THE TASK: Search the data below for the string "电动势也越大". Extract every line that contains it.

Extracted data entries

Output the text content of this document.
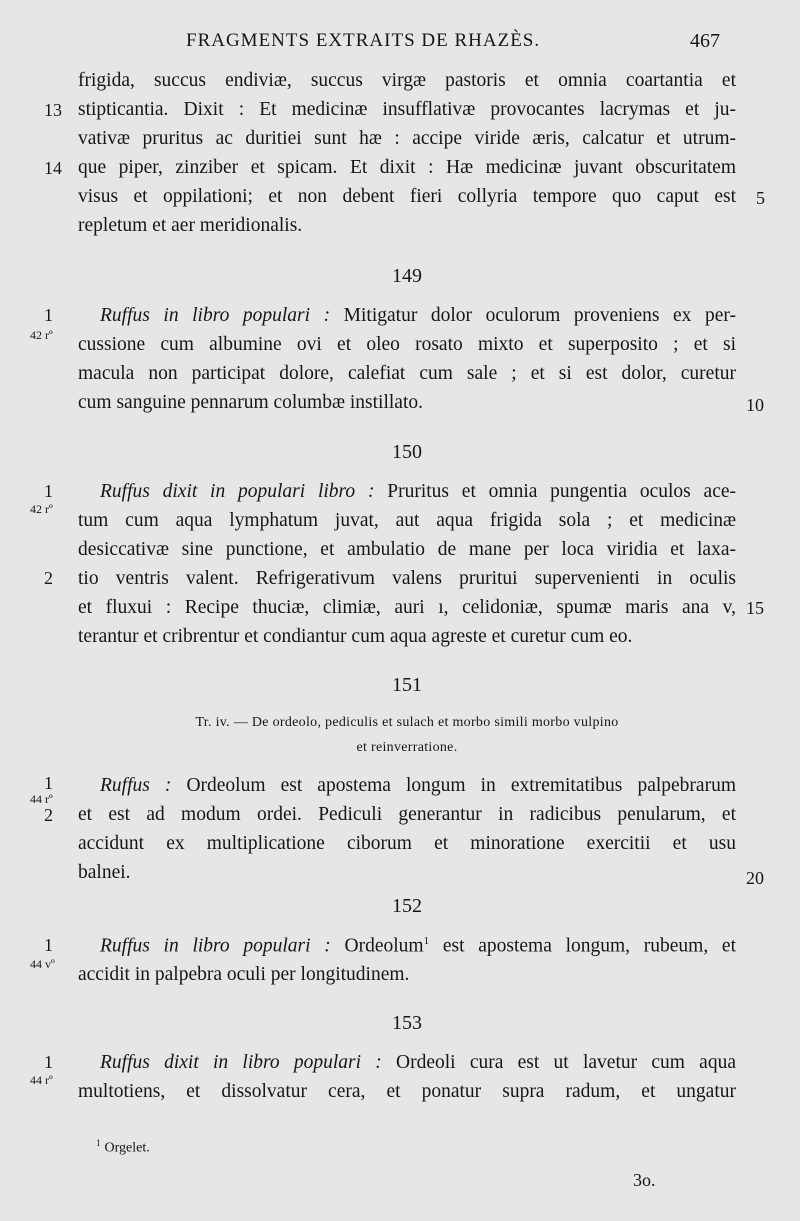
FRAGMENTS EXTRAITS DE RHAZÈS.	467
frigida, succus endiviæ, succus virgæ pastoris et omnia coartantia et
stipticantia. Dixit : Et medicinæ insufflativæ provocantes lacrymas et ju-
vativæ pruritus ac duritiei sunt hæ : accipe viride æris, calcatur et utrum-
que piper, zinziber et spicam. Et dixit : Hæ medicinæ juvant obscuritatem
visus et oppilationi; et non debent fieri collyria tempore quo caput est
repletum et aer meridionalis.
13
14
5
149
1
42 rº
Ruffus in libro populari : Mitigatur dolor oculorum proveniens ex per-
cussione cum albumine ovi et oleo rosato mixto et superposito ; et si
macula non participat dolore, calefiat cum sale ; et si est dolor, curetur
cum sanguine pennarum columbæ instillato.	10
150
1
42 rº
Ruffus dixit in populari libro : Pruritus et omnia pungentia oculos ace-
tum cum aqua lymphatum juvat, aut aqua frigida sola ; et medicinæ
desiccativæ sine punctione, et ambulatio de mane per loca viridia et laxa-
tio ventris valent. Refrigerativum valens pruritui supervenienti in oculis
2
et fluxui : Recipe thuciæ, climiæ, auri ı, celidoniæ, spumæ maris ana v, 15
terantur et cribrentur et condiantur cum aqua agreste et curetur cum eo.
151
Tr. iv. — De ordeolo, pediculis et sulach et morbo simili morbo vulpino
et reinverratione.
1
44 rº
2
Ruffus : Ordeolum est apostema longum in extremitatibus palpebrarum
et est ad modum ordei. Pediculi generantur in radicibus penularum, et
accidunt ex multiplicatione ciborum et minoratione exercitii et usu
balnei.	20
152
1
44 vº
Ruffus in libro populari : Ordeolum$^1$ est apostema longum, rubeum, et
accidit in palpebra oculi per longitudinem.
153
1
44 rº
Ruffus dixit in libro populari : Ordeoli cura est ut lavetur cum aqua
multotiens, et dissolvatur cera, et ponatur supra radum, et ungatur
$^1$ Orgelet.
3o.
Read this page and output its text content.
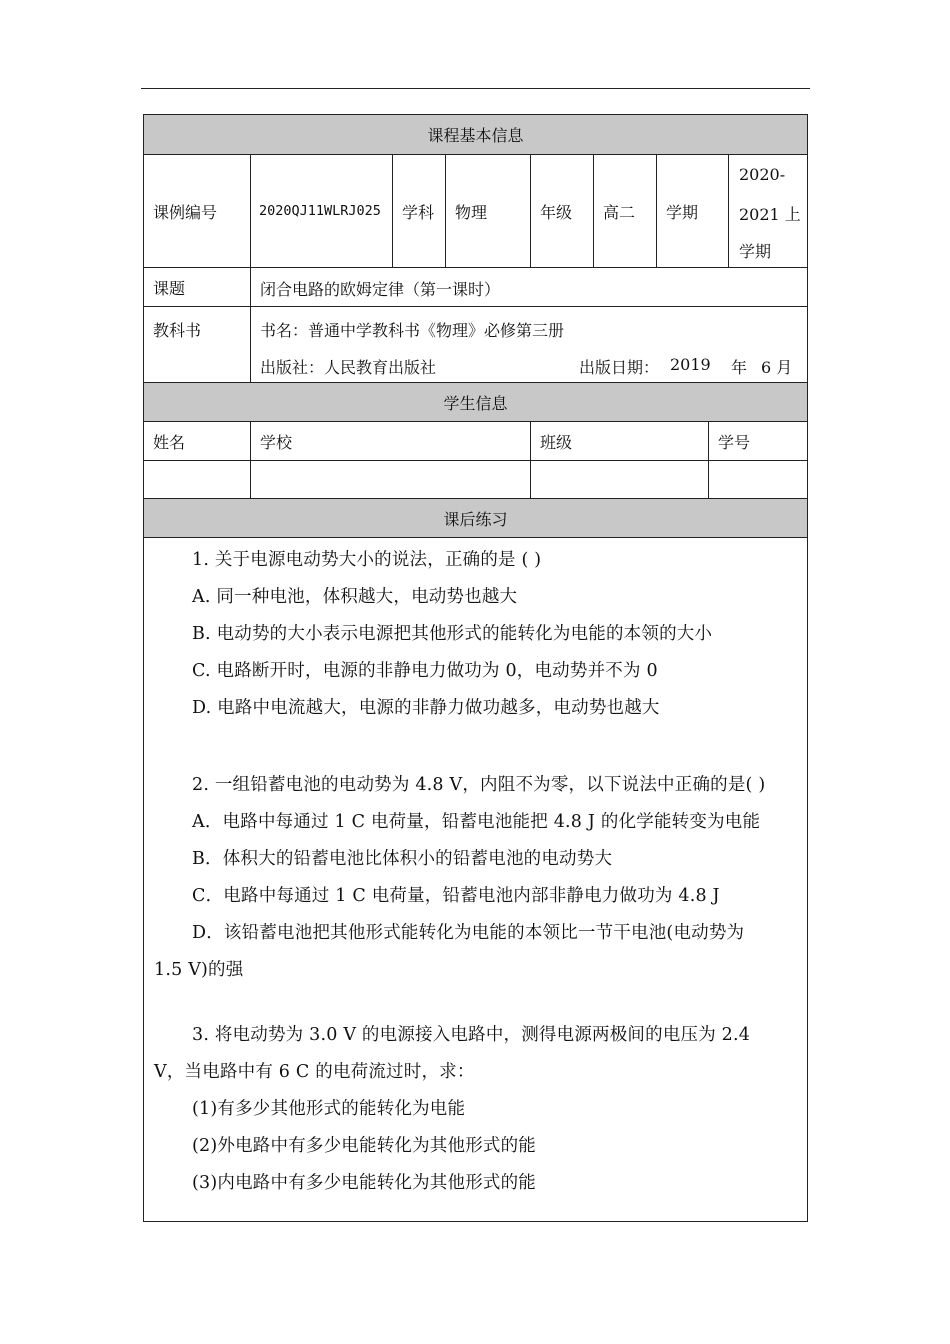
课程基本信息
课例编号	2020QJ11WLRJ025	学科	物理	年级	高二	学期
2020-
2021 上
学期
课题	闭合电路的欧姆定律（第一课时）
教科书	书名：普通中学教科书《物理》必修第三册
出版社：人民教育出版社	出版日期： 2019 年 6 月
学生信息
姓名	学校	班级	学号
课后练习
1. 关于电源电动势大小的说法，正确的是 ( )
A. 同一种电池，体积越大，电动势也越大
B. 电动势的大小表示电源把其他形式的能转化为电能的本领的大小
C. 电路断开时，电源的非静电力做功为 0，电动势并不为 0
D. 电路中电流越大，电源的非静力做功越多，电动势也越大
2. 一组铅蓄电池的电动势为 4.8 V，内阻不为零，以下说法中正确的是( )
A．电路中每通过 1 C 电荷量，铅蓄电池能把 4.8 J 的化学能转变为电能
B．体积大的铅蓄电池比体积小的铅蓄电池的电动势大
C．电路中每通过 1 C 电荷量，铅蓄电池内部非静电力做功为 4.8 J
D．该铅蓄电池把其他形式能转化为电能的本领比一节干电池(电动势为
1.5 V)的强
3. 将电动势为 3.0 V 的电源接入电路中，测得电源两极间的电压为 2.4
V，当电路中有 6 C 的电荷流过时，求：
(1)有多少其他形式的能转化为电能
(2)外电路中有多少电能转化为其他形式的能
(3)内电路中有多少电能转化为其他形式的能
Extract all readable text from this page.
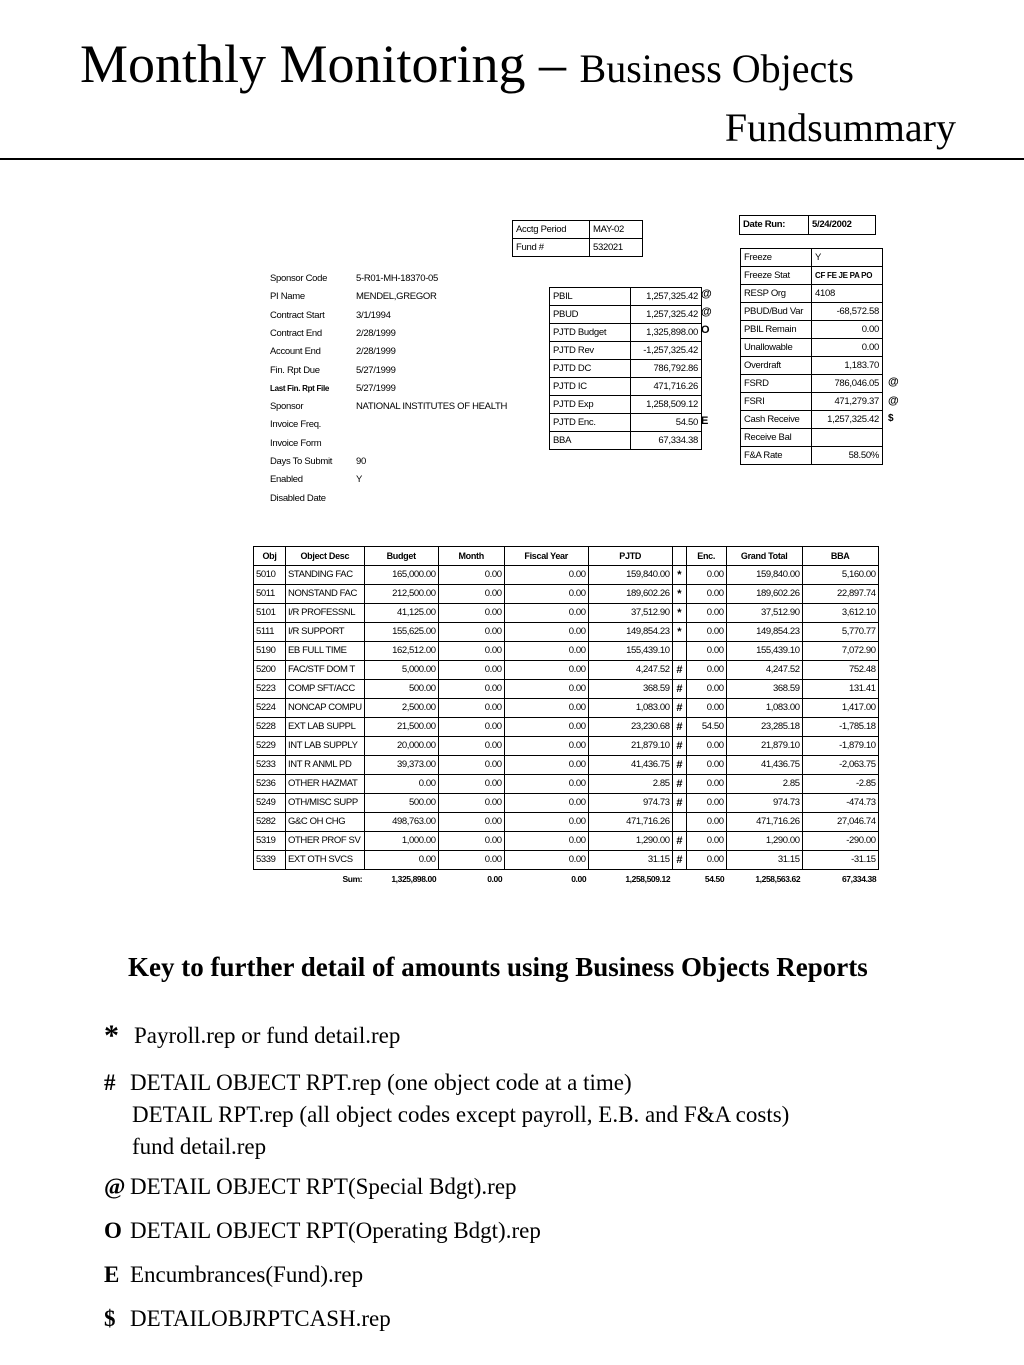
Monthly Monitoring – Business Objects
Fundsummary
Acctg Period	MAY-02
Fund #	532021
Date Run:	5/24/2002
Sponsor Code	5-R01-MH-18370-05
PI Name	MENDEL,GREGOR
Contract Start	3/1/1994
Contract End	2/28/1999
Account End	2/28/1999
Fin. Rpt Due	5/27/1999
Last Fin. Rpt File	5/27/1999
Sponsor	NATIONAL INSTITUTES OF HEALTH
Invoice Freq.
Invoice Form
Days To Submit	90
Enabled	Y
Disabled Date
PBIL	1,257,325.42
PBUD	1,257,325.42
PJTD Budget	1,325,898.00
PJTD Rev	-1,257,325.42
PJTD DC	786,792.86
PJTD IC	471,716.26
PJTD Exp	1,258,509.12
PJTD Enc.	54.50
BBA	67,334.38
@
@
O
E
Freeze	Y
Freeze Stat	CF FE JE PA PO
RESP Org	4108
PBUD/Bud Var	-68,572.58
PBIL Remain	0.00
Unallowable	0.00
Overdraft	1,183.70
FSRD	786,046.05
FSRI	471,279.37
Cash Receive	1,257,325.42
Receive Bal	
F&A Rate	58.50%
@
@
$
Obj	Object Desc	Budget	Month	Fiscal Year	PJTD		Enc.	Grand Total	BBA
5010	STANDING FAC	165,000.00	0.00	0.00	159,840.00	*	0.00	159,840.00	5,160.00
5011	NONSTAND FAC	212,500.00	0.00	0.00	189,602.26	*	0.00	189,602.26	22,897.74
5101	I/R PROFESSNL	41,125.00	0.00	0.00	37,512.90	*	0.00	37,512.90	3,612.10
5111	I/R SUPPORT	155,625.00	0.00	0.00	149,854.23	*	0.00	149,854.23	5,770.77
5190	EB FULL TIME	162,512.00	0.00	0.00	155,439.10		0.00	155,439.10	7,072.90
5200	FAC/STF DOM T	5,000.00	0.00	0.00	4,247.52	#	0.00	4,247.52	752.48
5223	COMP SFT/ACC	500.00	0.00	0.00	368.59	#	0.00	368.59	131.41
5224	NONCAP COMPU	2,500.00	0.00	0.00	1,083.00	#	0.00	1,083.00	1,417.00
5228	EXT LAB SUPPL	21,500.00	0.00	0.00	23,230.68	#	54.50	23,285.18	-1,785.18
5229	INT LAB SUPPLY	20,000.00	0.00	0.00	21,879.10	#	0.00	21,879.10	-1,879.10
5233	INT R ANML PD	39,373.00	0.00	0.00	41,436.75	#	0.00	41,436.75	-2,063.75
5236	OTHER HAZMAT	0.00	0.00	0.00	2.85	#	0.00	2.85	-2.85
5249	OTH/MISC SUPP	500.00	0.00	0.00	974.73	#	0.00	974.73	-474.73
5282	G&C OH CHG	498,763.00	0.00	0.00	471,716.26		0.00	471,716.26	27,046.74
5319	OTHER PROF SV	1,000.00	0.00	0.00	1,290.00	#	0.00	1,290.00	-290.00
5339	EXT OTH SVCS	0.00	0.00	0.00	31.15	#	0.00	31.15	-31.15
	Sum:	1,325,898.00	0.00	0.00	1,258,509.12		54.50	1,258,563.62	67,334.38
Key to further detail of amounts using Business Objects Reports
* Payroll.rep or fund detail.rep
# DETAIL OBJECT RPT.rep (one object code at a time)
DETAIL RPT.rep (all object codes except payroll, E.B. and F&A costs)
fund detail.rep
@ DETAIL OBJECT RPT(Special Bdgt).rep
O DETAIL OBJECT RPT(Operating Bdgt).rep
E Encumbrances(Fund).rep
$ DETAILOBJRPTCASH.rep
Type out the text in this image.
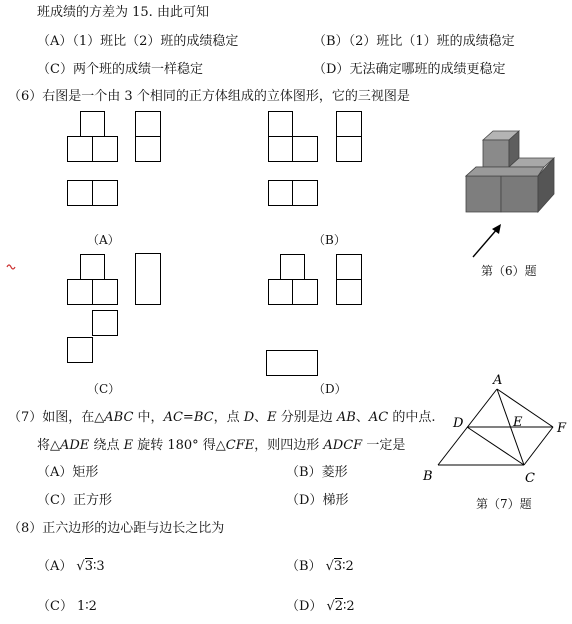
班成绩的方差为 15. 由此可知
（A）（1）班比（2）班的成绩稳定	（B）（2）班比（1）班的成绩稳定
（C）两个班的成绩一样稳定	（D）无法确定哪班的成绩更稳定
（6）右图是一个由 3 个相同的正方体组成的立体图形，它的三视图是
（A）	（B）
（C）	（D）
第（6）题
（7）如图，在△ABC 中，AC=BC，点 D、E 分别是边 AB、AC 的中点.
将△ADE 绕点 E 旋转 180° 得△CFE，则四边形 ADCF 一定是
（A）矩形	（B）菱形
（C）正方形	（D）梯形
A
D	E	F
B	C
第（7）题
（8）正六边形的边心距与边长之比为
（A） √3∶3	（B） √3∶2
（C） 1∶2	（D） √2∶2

WORKED SOLUTION:
A. 同一种电池，体积越大，电动势也越大
D. 电路中电流越大，电源的非静力做功越多，电动势也越大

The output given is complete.